Copy the lines below verbatim, but only from the line containing "Enumerate this screenshot's" through the end of the data.

..........

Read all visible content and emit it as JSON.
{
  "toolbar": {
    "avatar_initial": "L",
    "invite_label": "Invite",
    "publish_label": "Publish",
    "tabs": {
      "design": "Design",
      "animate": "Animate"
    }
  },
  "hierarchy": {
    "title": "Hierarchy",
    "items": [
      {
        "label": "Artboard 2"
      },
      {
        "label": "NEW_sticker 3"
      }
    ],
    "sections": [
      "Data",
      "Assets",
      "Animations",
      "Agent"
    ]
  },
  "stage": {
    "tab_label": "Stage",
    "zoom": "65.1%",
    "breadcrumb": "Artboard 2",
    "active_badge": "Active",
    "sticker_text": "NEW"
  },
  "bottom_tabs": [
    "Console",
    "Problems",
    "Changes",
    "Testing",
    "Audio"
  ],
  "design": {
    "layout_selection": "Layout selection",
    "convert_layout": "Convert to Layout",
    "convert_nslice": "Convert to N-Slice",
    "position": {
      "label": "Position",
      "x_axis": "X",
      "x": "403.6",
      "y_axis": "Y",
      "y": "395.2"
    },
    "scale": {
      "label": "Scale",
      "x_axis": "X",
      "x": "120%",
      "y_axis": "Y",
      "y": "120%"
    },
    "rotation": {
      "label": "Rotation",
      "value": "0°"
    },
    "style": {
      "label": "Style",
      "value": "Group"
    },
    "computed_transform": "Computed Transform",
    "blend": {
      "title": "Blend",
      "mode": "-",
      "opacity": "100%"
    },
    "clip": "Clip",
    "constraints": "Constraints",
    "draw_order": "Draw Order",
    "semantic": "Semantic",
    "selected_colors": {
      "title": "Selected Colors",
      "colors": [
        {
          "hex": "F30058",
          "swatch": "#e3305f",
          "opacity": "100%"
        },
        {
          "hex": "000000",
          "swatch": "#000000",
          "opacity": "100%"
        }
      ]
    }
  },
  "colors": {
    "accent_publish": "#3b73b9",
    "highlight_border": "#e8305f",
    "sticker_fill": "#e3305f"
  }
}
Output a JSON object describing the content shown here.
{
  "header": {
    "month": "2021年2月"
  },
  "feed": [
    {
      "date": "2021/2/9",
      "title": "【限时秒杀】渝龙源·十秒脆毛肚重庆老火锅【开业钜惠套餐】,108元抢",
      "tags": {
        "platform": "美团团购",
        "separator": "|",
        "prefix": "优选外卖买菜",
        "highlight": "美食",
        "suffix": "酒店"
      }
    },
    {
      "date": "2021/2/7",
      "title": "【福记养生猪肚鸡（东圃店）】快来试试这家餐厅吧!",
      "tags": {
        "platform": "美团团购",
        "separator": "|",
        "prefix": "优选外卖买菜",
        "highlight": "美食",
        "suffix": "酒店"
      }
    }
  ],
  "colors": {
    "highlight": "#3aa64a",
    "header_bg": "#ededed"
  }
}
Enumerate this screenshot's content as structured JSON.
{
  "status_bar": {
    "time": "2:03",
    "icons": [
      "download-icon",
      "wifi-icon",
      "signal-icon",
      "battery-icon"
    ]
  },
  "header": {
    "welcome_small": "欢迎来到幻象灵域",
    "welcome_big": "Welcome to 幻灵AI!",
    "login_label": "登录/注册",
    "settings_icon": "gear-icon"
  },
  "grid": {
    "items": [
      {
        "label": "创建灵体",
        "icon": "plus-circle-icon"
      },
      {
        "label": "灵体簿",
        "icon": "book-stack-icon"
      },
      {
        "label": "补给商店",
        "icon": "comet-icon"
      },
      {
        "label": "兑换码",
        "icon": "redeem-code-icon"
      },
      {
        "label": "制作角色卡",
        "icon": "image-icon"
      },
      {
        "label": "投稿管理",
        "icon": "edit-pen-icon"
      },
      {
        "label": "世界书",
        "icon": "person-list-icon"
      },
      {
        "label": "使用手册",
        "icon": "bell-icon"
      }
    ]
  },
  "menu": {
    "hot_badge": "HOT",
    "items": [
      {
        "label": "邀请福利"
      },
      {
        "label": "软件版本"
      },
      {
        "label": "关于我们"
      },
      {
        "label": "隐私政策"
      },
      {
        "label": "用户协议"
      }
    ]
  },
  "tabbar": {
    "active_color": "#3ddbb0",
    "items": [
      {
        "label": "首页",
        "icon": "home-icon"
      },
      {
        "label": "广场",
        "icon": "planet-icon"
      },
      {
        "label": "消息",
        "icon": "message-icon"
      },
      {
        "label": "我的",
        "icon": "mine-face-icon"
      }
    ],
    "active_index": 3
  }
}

..........

Task result
Enumerate this screenshot's content as structured JSON.
{
  "status_bar": {
    "time": "2:03",
    "icons": [
      "download-icon",
      "wifi-icon",
      "signal-icon",
      "battery-icon"
    ]
  },
  "header": {
    "welcome_small": "欢迎来到幻象灵域",
    "welcome_big": "Welcome to 幻灵AI!",
    "login_label": "登录/注册",
    "settings_icon": "gear-icon"
  },
  "grid": {
    "items": [
      {
        "label": "创建灵体",
        "icon": "plus-circle-icon"
      },
      {
        "label": "灵体簿",
        "icon": "book-stack-icon"
      },
      {
        "label": "补给商店",
        "icon": "comet-icon"
      },
      {
        "label": "兑换码",
        "icon": "redeem-code-icon"
      },
      {
        "label": "制作角色卡",
        "icon": "image-icon"
      },
      {
        "label": "投稿管理",
        "icon": "edit-pen-icon"
      },
      {
        "label": "世界书",
        "icon": "person-list-icon"
      },
      {
        "label": "使用手册",
        "icon": "bell-icon"
      }
    ]
  },
  "menu": {
    "hot_badge": "HOT",
    "items": [
      {
        "label": "邀请福利"
      },
      {
        "label": "软件版本"
      },
      {
        "label": "关于我们"
      },
      {
        "label": "隐私政策"
      },
      {
        "label": "用户协议"
      }
    ]
  },
  "tabbar": {
    "active_color": "#3ddbb0",
    "items": [
      {
        "label": "首页",
        "icon": "home-icon"
      },
      {
        "label": "广场",
        "icon": "planet-icon"
      },
      {
        "label": "消息",
        "icon": "message-icon"
      },
      {
        "label": "我的",
        "icon": "mine-face-icon"
      }
    ],
    "active_index": 3
  }
}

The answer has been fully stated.